> **Aim**: Repeat each line of the data below word for word.

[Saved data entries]
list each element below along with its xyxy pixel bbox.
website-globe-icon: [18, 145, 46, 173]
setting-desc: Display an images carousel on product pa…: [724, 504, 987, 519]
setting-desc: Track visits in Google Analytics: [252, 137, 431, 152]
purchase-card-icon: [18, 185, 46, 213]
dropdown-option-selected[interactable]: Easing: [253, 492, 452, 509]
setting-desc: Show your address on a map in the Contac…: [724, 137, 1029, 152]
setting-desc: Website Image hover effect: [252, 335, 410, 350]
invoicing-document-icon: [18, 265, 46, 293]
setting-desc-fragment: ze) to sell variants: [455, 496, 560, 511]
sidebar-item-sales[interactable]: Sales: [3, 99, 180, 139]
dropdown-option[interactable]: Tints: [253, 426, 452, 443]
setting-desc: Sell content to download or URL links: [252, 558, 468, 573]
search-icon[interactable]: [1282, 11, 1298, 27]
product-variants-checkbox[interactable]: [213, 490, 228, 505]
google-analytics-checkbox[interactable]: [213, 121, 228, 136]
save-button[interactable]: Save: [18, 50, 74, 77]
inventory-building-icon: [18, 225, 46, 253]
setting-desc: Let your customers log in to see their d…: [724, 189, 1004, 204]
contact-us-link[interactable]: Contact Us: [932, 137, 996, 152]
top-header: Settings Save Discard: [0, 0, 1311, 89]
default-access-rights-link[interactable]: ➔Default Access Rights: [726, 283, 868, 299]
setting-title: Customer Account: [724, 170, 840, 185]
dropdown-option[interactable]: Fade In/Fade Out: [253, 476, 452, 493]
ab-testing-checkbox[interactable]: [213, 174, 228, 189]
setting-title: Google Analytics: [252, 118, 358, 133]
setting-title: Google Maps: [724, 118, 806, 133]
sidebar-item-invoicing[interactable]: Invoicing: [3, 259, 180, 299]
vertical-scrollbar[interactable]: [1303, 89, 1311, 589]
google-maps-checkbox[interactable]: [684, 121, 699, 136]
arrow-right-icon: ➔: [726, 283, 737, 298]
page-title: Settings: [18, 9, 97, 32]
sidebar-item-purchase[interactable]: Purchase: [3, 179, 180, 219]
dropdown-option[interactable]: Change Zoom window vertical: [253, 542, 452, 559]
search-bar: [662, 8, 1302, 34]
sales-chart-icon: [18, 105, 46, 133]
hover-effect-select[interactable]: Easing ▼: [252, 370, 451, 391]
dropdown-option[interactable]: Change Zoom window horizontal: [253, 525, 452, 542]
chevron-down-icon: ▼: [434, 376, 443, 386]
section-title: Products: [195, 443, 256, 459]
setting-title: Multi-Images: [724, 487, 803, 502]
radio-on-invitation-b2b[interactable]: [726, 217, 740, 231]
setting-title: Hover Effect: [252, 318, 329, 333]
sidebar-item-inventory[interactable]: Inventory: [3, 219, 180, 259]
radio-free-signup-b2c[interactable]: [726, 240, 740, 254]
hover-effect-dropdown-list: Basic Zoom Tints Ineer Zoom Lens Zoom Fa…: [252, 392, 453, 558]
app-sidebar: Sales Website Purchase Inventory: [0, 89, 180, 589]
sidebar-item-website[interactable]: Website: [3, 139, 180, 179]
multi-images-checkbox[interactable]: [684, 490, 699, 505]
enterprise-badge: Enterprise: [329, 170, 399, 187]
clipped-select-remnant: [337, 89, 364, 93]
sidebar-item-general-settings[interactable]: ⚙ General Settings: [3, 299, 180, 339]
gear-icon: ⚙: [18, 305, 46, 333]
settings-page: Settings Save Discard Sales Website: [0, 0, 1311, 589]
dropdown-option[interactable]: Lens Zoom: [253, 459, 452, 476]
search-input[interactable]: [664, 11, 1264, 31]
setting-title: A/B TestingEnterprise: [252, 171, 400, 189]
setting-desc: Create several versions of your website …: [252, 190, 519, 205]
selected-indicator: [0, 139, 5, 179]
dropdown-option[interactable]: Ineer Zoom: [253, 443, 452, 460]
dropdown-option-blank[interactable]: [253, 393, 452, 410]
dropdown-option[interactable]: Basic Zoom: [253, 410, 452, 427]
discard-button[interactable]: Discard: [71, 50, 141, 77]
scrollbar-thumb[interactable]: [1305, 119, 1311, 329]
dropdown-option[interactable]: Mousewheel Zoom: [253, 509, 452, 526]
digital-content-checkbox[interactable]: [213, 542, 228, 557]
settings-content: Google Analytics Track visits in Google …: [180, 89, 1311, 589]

> **Correct output**:
list each element below along with its xyxy pixel bbox.
website-globe-icon: [18, 145, 46, 173]
setting-desc: Display an images carousel on product pa…: [724, 504, 987, 519]
setting-desc: Track visits in Google Analytics: [252, 137, 431, 152]
purchase-card-icon: [18, 185, 46, 213]
dropdown-option-selected[interactable]: Easing: [253, 492, 452, 509]
setting-desc: Show your address on a map in the Contac…: [724, 137, 1029, 152]
setting-desc: Website Image hover effect: [252, 335, 410, 350]
invoicing-document-icon: [18, 265, 46, 293]
setting-desc-fragment: ze) to sell variants: [455, 496, 560, 511]
sidebar-item-sales[interactable]: Sales: [3, 99, 180, 139]
dropdown-option[interactable]: Tints: [253, 426, 452, 443]
setting-desc: Sell content to download or URL links: [252, 558, 468, 573]
search-icon[interactable]: [1282, 11, 1298, 27]
product-variants-checkbox[interactable]: [213, 490, 228, 505]
google-analytics-checkbox[interactable]: [213, 121, 228, 136]
save-button[interactable]: Save: [18, 50, 74, 77]
inventory-building-icon: [18, 225, 46, 253]
setting-desc: Let your customers log in to see their d…: [724, 189, 1004, 204]
contact-us-link[interactable]: Contact Us: [932, 137, 996, 152]
top-header: Settings Save Discard: [0, 0, 1311, 89]
default-access-rights-link[interactable]: ➔Default Access Rights: [726, 283, 868, 299]
setting-title: Customer Account: [724, 170, 840, 185]
dropdown-option[interactable]: Fade In/Fade Out: [253, 476, 452, 493]
ab-testing-checkbox[interactable]: [213, 174, 228, 189]
setting-title: Google Analytics: [252, 118, 358, 133]
setting-title: Google Maps: [724, 118, 806, 133]
sidebar-item-invoicing[interactable]: Invoicing: [3, 259, 180, 299]
vertical-scrollbar[interactable]: [1303, 89, 1311, 589]
google-maps-checkbox[interactable]: [684, 121, 699, 136]
arrow-right-icon: ➔: [726, 283, 737, 298]
page-title: Settings: [18, 9, 97, 32]
sidebar-item-purchase[interactable]: Purchase: [3, 179, 180, 219]
dropdown-option[interactable]: Change Zoom window vertical: [253, 542, 452, 559]
search-bar: [662, 8, 1302, 34]
sales-chart-icon: [18, 105, 46, 133]
hover-effect-select[interactable]: Easing ▼: [252, 370, 451, 391]
dropdown-option[interactable]: Change Zoom window horizontal: [253, 525, 452, 542]
chevron-down-icon: ▼: [434, 376, 443, 386]
section-title: Products: [195, 443, 256, 459]
setting-title: Multi-Images: [724, 487, 803, 502]
radio-on-invitation-b2b[interactable]: [726, 217, 740, 231]
setting-title: Hover Effect: [252, 318, 329, 333]
sidebar-item-inventory[interactable]: Inventory: [3, 219, 180, 259]
radio-free-signup-b2c[interactable]: [726, 240, 740, 254]
hover-effect-dropdown-list: Basic Zoom Tints Ineer Zoom Lens Zoom Fa…: [252, 392, 453, 558]
app-sidebar: Sales Website Purchase Inventory: [0, 89, 180, 589]
sidebar-item-website[interactable]: Website: [3, 139, 180, 179]
multi-images-checkbox[interactable]: [684, 490, 699, 505]
enterprise-badge: Enterprise: [329, 170, 399, 187]
clipped-select-remnant: [337, 89, 364, 93]
sidebar-item-general-settings[interactable]: ⚙ General Settings: [3, 299, 180, 339]
gear-icon: ⚙: [18, 305, 46, 333]
settings-page: Settings Save Discard Sales Website: [0, 0, 1311, 589]
dropdown-option[interactable]: Lens Zoom: [253, 459, 452, 476]
search-input[interactable]: [664, 11, 1264, 31]
setting-title: A/B TestingEnterprise: [252, 171, 400, 189]
setting-desc: Create several versions of your website …: [252, 190, 519, 205]
selected-indicator: [0, 139, 5, 179]
dropdown-option[interactable]: Ineer Zoom: [253, 443, 452, 460]
dropdown-option-blank[interactable]: [253, 393, 452, 410]
dropdown-option[interactable]: Basic Zoom: [253, 410, 452, 427]
discard-button[interactable]: Discard: [71, 50, 141, 77]
scrollbar-thumb[interactable]: [1305, 119, 1311, 329]
dropdown-option[interactable]: Mousewheel Zoom: [253, 509, 452, 526]
digital-content-checkbox[interactable]: [213, 542, 228, 557]
settings-content: Google Analytics Track visits in Google …: [180, 89, 1311, 589]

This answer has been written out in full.